WORK INSTRUCTION:
Your reply should consist only of the lines from the one holding "Output the text content of this document." to the last line of the data below, written out exactly and without pictures.
_ _ _
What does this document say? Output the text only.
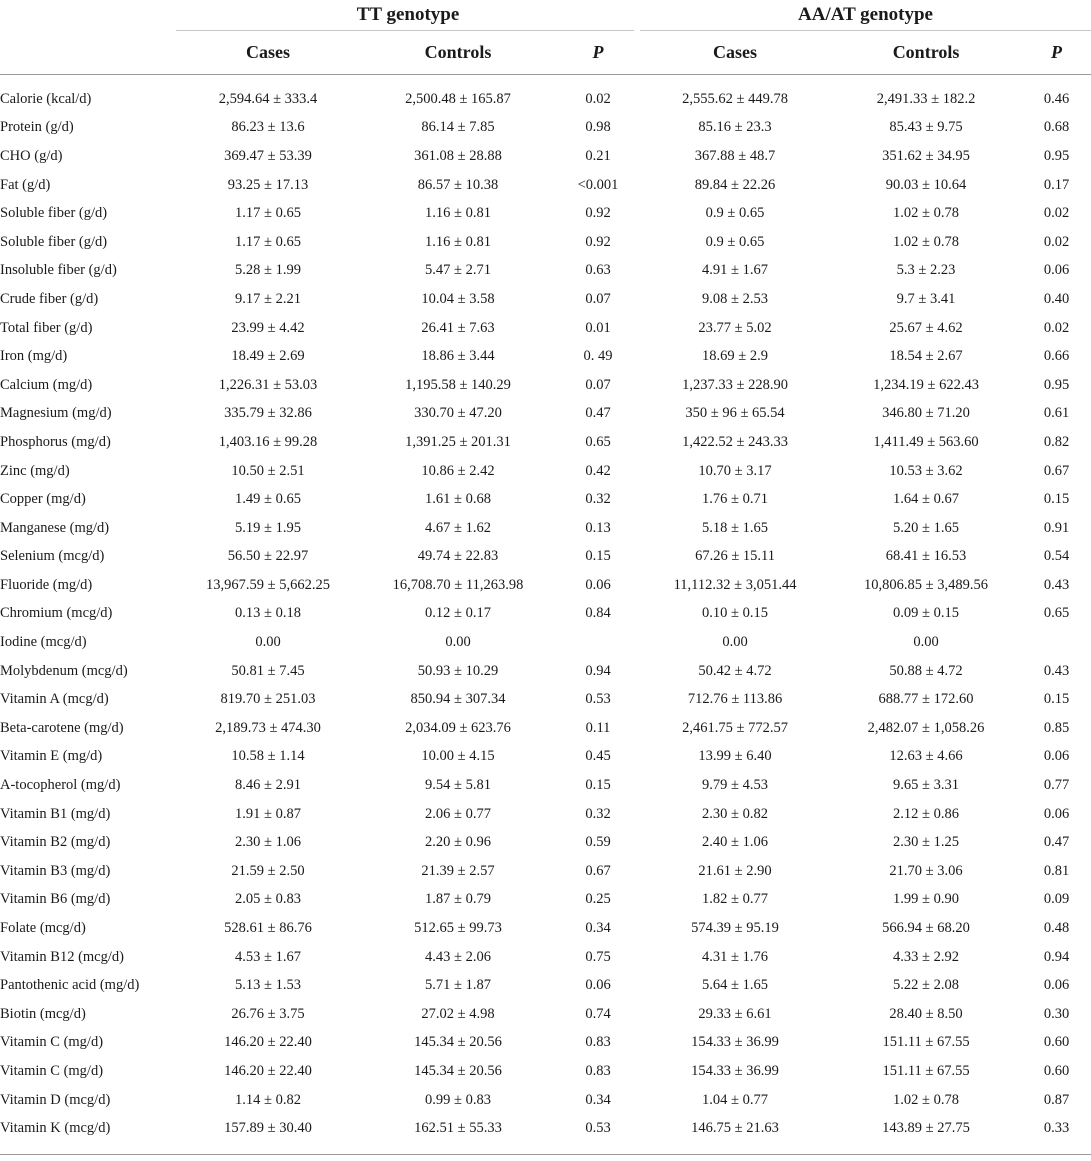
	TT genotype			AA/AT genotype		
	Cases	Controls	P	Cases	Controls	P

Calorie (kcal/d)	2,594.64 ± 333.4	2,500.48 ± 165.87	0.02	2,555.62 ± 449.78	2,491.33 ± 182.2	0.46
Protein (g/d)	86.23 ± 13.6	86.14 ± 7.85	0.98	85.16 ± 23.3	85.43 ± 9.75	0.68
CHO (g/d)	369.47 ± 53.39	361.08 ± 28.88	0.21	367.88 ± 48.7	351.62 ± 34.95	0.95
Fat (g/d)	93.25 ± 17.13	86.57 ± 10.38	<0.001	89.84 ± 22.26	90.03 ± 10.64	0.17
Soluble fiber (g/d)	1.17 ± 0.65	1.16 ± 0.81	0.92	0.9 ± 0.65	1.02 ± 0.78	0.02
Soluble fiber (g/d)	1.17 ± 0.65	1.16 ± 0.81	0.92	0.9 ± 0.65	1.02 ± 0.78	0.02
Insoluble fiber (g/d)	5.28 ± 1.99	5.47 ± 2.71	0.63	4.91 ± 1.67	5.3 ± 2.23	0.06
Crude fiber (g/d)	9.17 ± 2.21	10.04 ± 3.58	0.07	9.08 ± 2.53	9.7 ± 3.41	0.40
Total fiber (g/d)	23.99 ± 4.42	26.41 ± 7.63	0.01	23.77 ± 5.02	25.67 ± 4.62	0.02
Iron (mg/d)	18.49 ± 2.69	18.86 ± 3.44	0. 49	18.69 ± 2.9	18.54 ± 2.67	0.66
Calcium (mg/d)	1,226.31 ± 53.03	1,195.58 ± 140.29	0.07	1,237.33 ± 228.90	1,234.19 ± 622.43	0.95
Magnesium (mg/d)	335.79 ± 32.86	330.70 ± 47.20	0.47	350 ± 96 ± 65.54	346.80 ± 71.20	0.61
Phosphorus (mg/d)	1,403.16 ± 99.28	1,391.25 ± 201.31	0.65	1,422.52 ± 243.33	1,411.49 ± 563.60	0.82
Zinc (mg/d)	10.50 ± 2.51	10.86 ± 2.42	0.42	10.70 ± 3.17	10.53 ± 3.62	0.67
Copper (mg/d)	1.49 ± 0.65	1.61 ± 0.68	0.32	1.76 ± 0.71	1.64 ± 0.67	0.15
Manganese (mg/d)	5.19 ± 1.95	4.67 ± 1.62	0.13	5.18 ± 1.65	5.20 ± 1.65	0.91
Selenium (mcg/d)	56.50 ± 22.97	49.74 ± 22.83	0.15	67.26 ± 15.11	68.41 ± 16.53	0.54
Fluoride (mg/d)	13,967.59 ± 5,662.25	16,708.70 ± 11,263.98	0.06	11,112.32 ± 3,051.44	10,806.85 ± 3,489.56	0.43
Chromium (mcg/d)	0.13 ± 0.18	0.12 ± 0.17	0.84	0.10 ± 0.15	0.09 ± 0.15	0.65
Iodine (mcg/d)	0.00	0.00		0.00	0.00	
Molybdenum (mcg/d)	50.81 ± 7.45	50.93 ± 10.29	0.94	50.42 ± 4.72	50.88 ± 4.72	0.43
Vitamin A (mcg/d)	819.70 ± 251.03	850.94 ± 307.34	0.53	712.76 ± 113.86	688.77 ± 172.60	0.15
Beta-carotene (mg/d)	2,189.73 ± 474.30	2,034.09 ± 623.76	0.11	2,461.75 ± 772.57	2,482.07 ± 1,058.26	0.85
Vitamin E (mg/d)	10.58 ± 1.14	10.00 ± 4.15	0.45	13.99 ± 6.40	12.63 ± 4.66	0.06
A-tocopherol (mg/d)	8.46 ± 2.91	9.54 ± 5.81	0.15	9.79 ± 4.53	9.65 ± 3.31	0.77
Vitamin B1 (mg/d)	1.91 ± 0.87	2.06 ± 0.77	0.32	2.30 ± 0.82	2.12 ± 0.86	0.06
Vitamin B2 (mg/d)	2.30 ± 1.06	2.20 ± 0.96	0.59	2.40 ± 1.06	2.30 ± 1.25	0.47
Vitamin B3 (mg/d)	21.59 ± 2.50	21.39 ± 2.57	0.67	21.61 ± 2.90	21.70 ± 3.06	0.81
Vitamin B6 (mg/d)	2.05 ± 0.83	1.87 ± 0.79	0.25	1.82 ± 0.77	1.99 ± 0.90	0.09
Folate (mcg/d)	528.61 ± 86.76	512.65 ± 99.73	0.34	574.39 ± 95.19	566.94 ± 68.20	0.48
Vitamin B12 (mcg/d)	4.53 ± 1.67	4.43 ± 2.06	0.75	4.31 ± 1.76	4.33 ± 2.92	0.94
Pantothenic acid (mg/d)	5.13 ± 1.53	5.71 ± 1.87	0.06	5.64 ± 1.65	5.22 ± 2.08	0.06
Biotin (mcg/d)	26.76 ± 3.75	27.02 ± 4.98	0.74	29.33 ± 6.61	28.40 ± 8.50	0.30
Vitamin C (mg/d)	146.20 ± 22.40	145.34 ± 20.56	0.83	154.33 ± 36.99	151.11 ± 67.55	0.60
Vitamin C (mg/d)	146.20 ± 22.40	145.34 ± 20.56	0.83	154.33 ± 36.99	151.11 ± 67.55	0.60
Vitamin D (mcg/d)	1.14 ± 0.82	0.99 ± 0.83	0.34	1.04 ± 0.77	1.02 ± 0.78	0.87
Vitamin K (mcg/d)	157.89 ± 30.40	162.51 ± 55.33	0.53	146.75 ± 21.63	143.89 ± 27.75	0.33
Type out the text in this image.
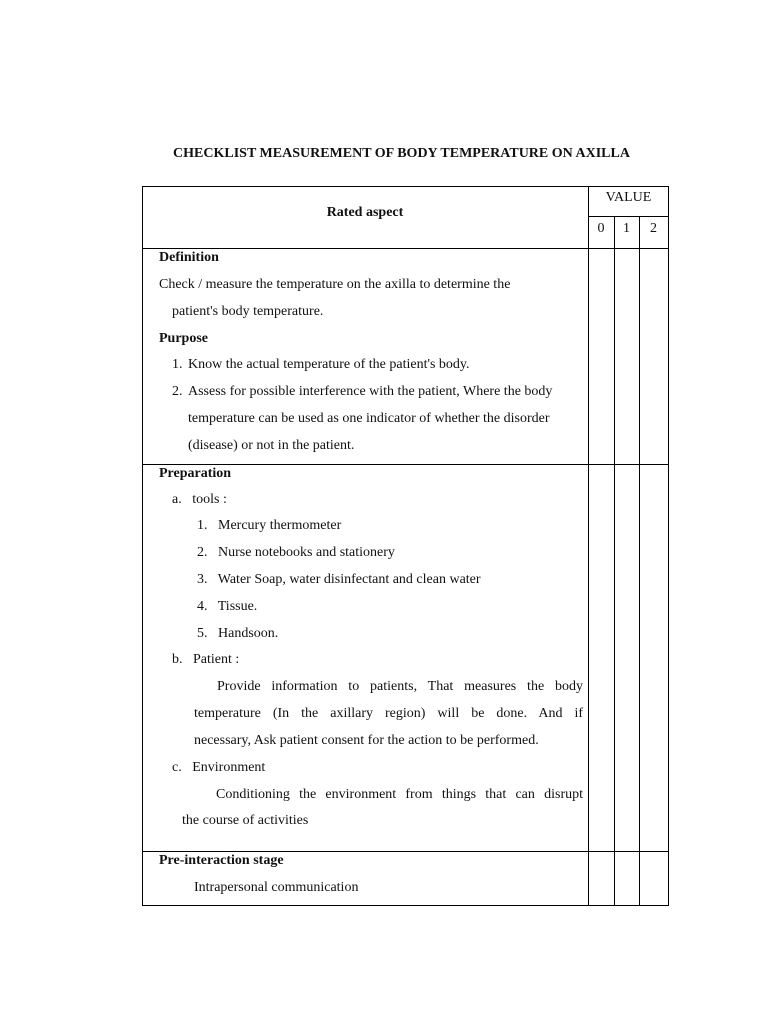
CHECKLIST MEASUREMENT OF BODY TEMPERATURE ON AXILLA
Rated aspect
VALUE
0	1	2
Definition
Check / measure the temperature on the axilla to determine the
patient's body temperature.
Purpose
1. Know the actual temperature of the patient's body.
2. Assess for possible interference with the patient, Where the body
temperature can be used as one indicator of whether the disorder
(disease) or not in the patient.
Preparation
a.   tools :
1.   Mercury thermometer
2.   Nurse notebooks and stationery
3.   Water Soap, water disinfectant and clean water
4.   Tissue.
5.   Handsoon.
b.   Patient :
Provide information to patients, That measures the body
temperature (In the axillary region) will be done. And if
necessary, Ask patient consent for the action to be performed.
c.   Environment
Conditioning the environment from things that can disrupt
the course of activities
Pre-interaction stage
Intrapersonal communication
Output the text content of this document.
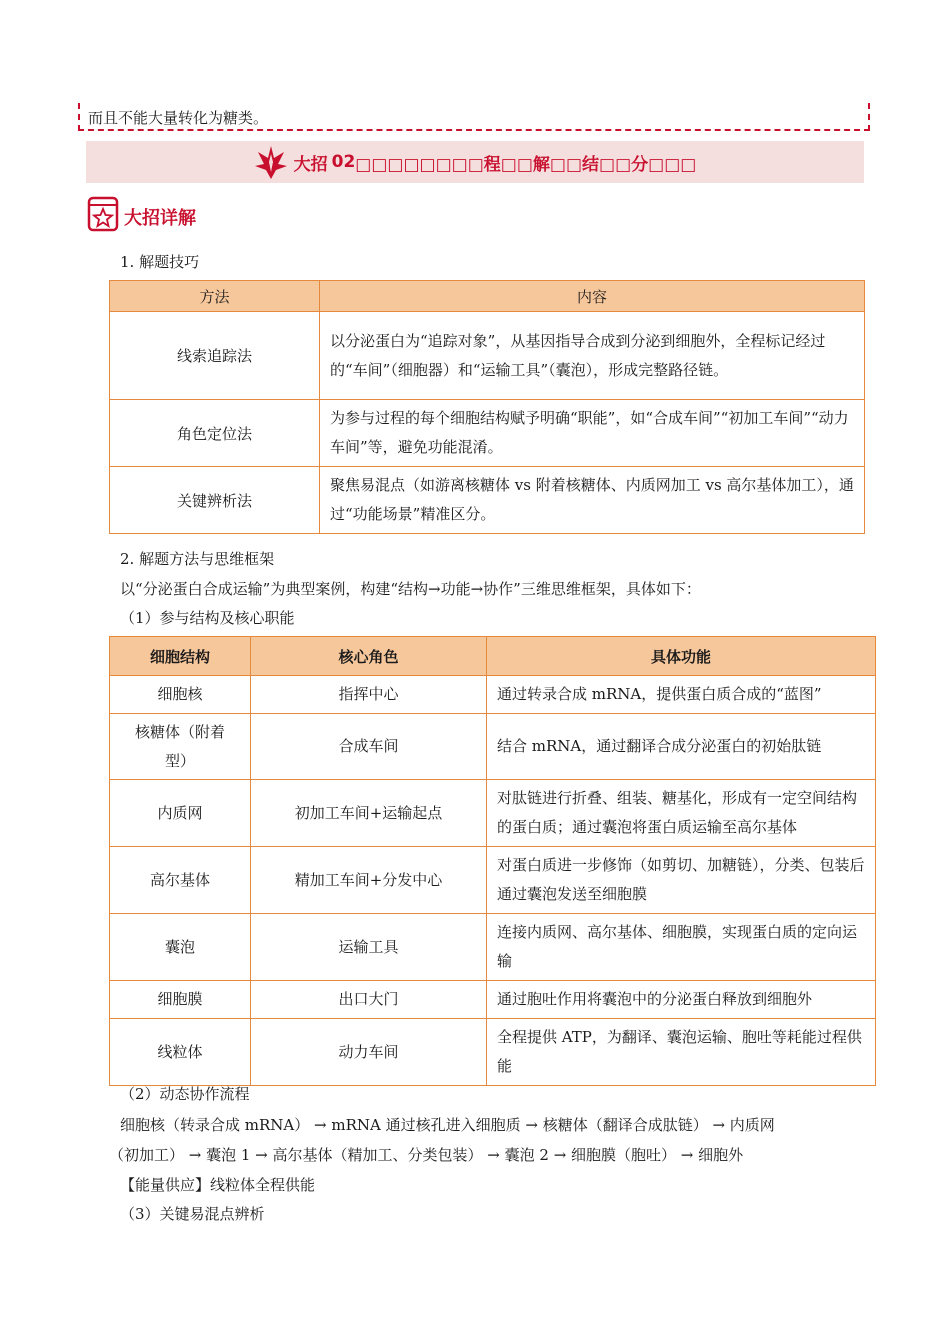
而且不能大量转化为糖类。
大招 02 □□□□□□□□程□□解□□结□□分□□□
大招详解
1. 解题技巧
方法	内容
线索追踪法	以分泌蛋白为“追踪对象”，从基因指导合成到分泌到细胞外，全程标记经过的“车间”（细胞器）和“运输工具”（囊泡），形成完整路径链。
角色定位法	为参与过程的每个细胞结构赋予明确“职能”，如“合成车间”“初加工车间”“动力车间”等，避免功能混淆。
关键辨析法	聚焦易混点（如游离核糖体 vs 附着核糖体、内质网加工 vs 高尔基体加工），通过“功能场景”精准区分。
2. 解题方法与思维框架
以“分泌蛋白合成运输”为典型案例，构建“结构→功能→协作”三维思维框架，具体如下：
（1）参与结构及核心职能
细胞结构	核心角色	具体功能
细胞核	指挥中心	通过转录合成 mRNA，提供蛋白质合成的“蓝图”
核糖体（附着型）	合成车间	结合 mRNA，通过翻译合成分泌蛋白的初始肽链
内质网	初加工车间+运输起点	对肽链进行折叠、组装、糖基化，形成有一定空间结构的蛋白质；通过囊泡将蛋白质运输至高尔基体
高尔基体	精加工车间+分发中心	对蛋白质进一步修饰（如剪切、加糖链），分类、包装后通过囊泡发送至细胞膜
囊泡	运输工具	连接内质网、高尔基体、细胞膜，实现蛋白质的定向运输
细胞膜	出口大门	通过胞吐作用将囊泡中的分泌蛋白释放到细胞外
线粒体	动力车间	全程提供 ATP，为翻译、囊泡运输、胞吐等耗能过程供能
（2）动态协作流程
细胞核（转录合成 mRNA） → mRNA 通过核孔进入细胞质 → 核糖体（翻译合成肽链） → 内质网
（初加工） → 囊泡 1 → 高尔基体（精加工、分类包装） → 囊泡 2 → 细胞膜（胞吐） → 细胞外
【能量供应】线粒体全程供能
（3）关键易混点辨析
_ _ _
ANSWER:
Output the text content of this document.
而且不能大量转化为糖类。
大招 02 □□□□□□□□程□□解□□结□□分□□□
大招详解
1. 解题技巧
方法	内容
线索追踪法	以分泌蛋白为“追踪对象”，从基因指导合成到分泌到细胞外，全程标记经过的“车间”（细胞器）和“运输工具”（囊泡），形成完整路径链。
角色定位法	为参与过程的每个细胞结构赋予明确“职能”，如“合成车间”“初加工车间”“动力车间”等，避免功能混淆。
关键辨析法	聚焦易混点（如游离核糖体 vs 附着核糖体、内质网加工 vs 高尔基体加工），通过“功能场景”精准区分。
2. 解题方法与思维框架
以“分泌蛋白合成运输”为典型案例，构建“结构→功能→协作”三维思维框架，具体如下：
（1）参与结构及核心职能
细胞结构	核心角色	具体功能
细胞核	指挥中心	通过转录合成 mRNA，提供蛋白质合成的“蓝图”
核糖体（附着型）	合成车间	结合 mRNA，通过翻译合成分泌蛋白的初始肽链
内质网	初加工车间+运输起点	对肽链进行折叠、组装、糖基化，形成有一定空间结构的蛋白质；通过囊泡将蛋白质运输至高尔基体
高尔基体	精加工车间+分发中心	对蛋白质进一步修饰（如剪切、加糖链），分类、包装后通过囊泡发送至细胞膜
囊泡	运输工具	连接内质网、高尔基体、细胞膜，实现蛋白质的定向运输
细胞膜	出口大门	通过胞吐作用将囊泡中的分泌蛋白释放到细胞外
线粒体	动力车间	全程提供 ATP，为翻译、囊泡运输、胞吐等耗能过程供能
（2）动态协作流程
细胞核（转录合成 mRNA） → mRNA 通过核孔进入细胞质 → 核糖体（翻译合成肽链） → 内质网
（初加工） → 囊泡 1 → 高尔基体（精加工、分类包装） → 囊泡 2 → 细胞膜（胞吐） → 细胞外
【能量供应】线粒体全程供能
（3）关键易混点辨析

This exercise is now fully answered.